▸ WORK REQUIRED
Transcribe every line of the records verbatim.

▸ SUPPLIED DATA
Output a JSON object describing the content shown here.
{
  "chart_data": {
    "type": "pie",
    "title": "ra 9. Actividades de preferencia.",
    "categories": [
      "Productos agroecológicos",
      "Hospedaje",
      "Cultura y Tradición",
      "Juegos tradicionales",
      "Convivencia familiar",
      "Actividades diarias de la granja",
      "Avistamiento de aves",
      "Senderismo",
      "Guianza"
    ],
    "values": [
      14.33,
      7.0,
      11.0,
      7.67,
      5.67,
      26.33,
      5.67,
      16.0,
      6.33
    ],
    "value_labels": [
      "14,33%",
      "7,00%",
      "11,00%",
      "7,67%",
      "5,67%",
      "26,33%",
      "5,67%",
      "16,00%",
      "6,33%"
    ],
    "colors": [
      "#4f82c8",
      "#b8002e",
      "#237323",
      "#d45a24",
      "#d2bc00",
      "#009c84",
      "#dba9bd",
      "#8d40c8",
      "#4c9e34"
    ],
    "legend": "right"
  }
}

▸ ANSWER TO THE PROBLEM
Output a JSON object describing the content shown here.
{
  "chart_data": {
    "type": "pie",
    "title": "ra 9. Actividades de preferencia.",
    "categories": [
      "Productos agroecológicos",
      "Hospedaje",
      "Cultura y Tradición",
      "Juegos tradicionales",
      "Convivencia familiar",
      "Actividades diarias de la granja",
      "Avistamiento de aves",
      "Senderismo",
      "Guianza"
    ],
    "values": [
      14.33,
      7.0,
      11.0,
      7.67,
      5.67,
      26.33,
      5.67,
      16.0,
      6.33
    ],
    "value_labels": [
      "14,33%",
      "7,00%",
      "11,00%",
      "7,67%",
      "5,67%",
      "26,33%",
      "5,67%",
      "16,00%",
      "6,33%"
    ],
    "colors": [
      "#4f82c8",
      "#b8002e",
      "#237323",
      "#d45a24",
      "#d2bc00",
      "#009c84",
      "#dba9bd",
      "#8d40c8",
      "#4c9e34"
    ],
    "legend": "right"
  }
}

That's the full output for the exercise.